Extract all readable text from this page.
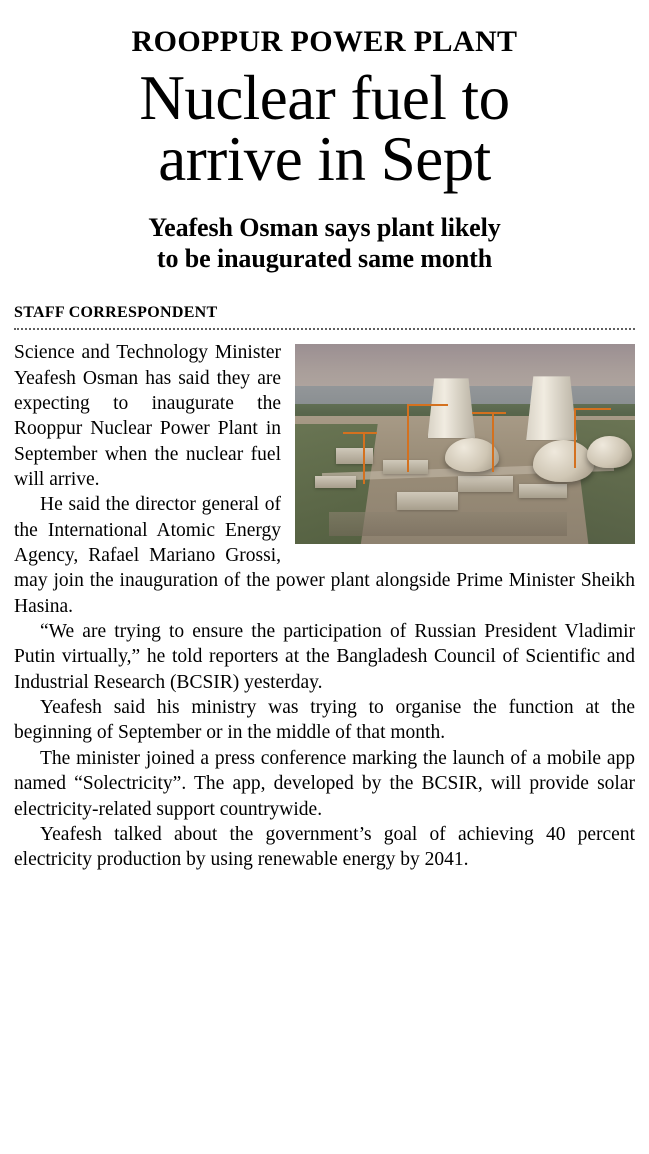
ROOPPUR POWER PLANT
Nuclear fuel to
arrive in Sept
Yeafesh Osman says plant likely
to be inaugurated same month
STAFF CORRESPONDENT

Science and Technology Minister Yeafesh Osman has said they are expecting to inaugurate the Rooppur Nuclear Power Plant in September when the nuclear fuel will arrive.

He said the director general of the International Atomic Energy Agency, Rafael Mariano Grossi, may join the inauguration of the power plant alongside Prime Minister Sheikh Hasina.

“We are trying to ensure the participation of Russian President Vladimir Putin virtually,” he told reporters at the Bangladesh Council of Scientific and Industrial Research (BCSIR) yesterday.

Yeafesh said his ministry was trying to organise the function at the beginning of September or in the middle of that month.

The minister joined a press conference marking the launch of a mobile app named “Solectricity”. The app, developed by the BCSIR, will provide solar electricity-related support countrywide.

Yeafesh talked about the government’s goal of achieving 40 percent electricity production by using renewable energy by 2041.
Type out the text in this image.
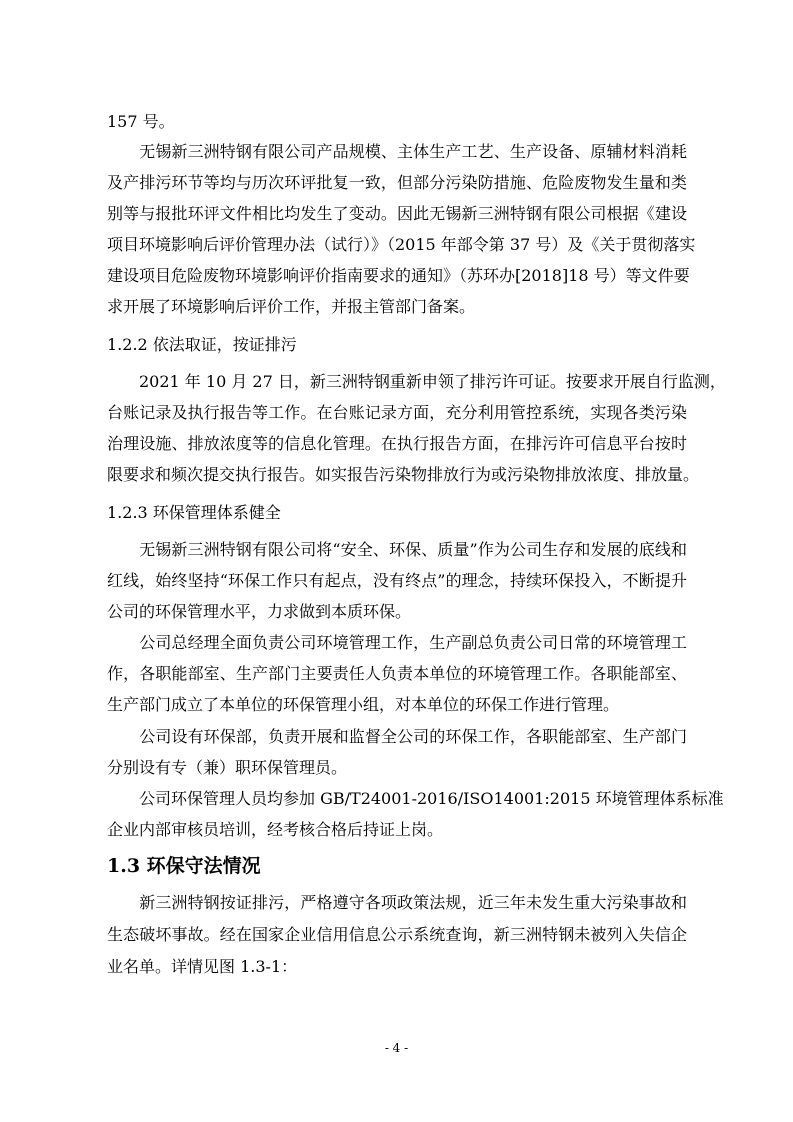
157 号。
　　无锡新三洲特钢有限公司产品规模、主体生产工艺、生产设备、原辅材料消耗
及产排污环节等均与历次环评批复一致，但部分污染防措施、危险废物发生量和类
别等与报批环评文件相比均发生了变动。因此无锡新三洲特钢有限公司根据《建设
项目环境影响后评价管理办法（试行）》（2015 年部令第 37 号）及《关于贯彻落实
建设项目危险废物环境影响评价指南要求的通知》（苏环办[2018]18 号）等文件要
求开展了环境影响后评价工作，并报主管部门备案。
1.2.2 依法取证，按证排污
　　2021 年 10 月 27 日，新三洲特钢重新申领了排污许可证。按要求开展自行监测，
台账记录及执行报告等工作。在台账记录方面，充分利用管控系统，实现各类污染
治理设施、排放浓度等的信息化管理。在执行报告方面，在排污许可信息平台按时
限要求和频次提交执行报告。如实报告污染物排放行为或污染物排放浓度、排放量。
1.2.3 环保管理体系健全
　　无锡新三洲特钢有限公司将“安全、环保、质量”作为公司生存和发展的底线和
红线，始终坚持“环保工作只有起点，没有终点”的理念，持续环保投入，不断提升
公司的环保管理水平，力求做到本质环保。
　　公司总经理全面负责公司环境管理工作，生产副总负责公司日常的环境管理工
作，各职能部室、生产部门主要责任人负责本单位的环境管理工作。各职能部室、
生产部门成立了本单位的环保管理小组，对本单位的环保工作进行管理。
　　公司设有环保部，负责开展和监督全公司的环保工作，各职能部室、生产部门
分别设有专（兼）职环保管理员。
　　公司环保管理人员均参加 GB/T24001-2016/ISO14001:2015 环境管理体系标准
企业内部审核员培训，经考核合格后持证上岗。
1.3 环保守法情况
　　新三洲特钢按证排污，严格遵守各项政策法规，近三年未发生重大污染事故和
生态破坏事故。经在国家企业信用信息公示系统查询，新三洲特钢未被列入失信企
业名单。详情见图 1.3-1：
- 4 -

**********

→ **WHAT IS BEING ASKED**
Extract all lines from the data in which "各职能部室" is found.

→ **ANSWER TO THIS PROBLEM**
作，各职能部室、生产部门主要责任人负责本单位的环境管理工作。各职能部室、
　　公司设有环保部，负责开展和监督全公司的环保工作，各职能部室、生产部门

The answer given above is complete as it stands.